Data entries

>>

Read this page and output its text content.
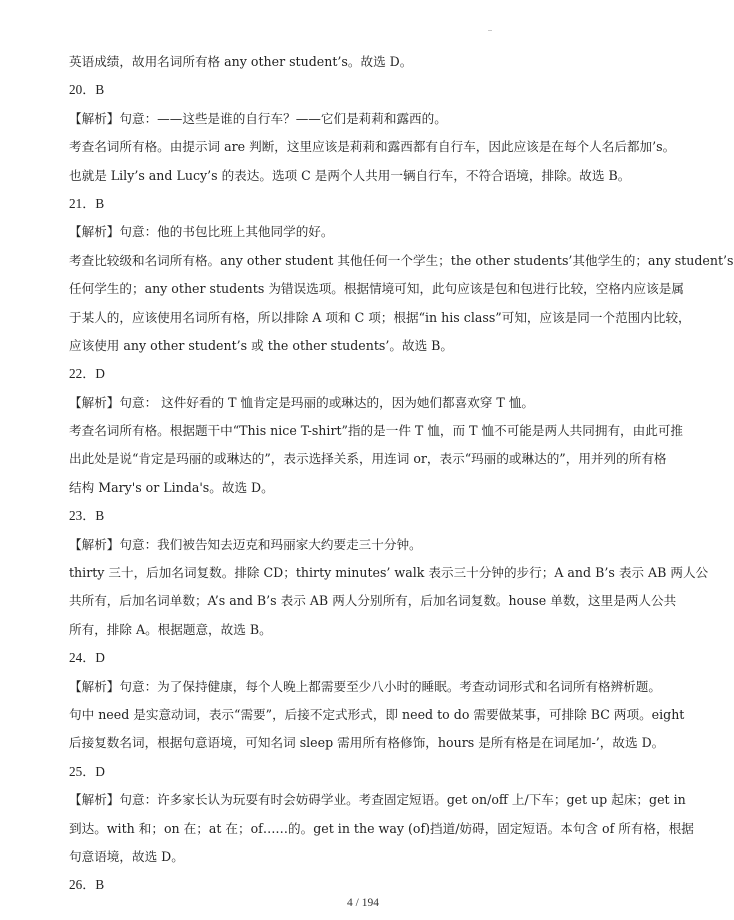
英语成绩，故用名词所有格 any other student’s。故选 D。
20．B
【解析】句意：——这些是谁的自行车？——它们是莉莉和露西的。
考查名词所有格。由提示词 are 判断，这里应该是莉莉和露西都有自行车，因此应该是在每个人名后都加’s。
也就是 Lily’s and Lucy’s 的表达。选项 C 是两个人共用一辆自行车，不符合语境，排除。故选 B。
21．B
【解析】句意：他的书包比班上其他同学的好。
考查比较级和名词所有格。any other student 其他任何一个学生；the other students’其他学生的；any student’s
任何学生的；any other students 为错误选项。根据情境可知，此句应该是包和包进行比较，空格内应该是属
于某人的，应该使用名词所有格，所以排除 A 项和 C 项；根据“in his class”可知，应该是同一个范围内比较，
应该使用 any other student’s 或 the other students’。故选 B。
22．D
【解析】句意： 这件好看的 T 恤肯定是玛丽的或琳达的，因为她们都喜欢穿 T 恤。
考查名词所有格。根据题干中“This nice T-shirt”指的是一件 T 恤，而 T 恤不可能是两人共同拥有，由此可推
出此处是说“肯定是玛丽的或琳达的”，表示选择关系，用连词 or，表示“玛丽的或琳达的”，用并列的所有格
结构 Mary's or Linda's。故选 D。
23．B
【解析】句意：我们被告知去迈克和玛丽家大约要走三十分钟。
thirty 三十，后加名词复数。排除 CD；thirty minutes’ walk 表示三十分钟的步行；A and B’s 表示 AB 两人公
共所有，后加名词单数；A’s and B’s 表示 AB 两人分别所有，后加名词复数。house 单数，这里是两人公共
所有，排除 A。根据题意，故选 B。
24．D
【解析】句意：为了保持健康，每个人晚上都需要至少八小时的睡眠。考查动词形式和名词所有格辨析题。
句中 need 是实意动词，表示“需要”，后接不定式形式，即 need to do 需要做某事，可排除 BC 两项。eight
后接复数名词，根据句意语境，可知名词 sleep 需用所有格修饰，hours 是所有格是在词尾加-’，故选 D。
25．D
【解析】句意：许多家长认为玩耍有时会妨碍学业。考查固定短语。get on/off 上/下车；get up 起床；get in
到达。with 和；on 在；at 在；of……的。get in the way (of)挡道/妨碍，固定短语。本句含 of 所有格，根据
句意语境，故选 D。
26．B
4 / 194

<<

Written task -
Using the material above, return every line exactly as it appears, minus the pictures.

Answer to the problem -
Read this page and output its text content.
英语成绩，故用名词所有格 any other student’s。故选 D。
20．B
【解析】句意：——这些是谁的自行车？——它们是莉莉和露西的。
考查名词所有格。由提示词 are 判断，这里应该是莉莉和露西都有自行车，因此应该是在每个人名后都加’s。
也就是 Lily’s and Lucy’s 的表达。选项 C 是两个人共用一辆自行车，不符合语境，排除。故选 B。
21．B
【解析】句意：他的书包比班上其他同学的好。
考查比较级和名词所有格。any other student 其他任何一个学生；the other students’其他学生的；any student’s
任何学生的；any other students 为错误选项。根据情境可知，此句应该是包和包进行比较，空格内应该是属
于某人的，应该使用名词所有格，所以排除 A 项和 C 项；根据“in his class”可知，应该是同一个范围内比较，
应该使用 any other student’s 或 the other students’。故选 B。
22．D
【解析】句意： 这件好看的 T 恤肯定是玛丽的或琳达的，因为她们都喜欢穿 T 恤。
考查名词所有格。根据题干中“This nice T-shirt”指的是一件 T 恤，而 T 恤不可能是两人共同拥有，由此可推
出此处是说“肯定是玛丽的或琳达的”，表示选择关系，用连词 or，表示“玛丽的或琳达的”，用并列的所有格
结构 Mary's or Linda's。故选 D。
23．B
【解析】句意：我们被告知去迈克和玛丽家大约要走三十分钟。
thirty 三十，后加名词复数。排除 CD；thirty minutes’ walk 表示三十分钟的步行；A and B’s 表示 AB 两人公
共所有，后加名词单数；A’s and B’s 表示 AB 两人分别所有，后加名词复数。house 单数，这里是两人公共
所有，排除 A。根据题意，故选 B。
24．D
【解析】句意：为了保持健康，每个人晚上都需要至少八小时的睡眠。考查动词形式和名词所有格辨析题。
句中 need 是实意动词，表示“需要”，后接不定式形式，即 need to do 需要做某事，可排除 BC 两项。eight
后接复数名词，根据句意语境，可知名词 sleep 需用所有格修饰，hours 是所有格是在词尾加-’，故选 D。
25．D
【解析】句意：许多家长认为玩耍有时会妨碍学业。考查固定短语。get on/off 上/下车；get up 起床；get in
到达。with 和；on 在；at 在；of……的。get in the way (of)挡道/妨碍，固定短语。本句含 of 所有格，根据
句意语境，故选 D。
26．B
4 / 194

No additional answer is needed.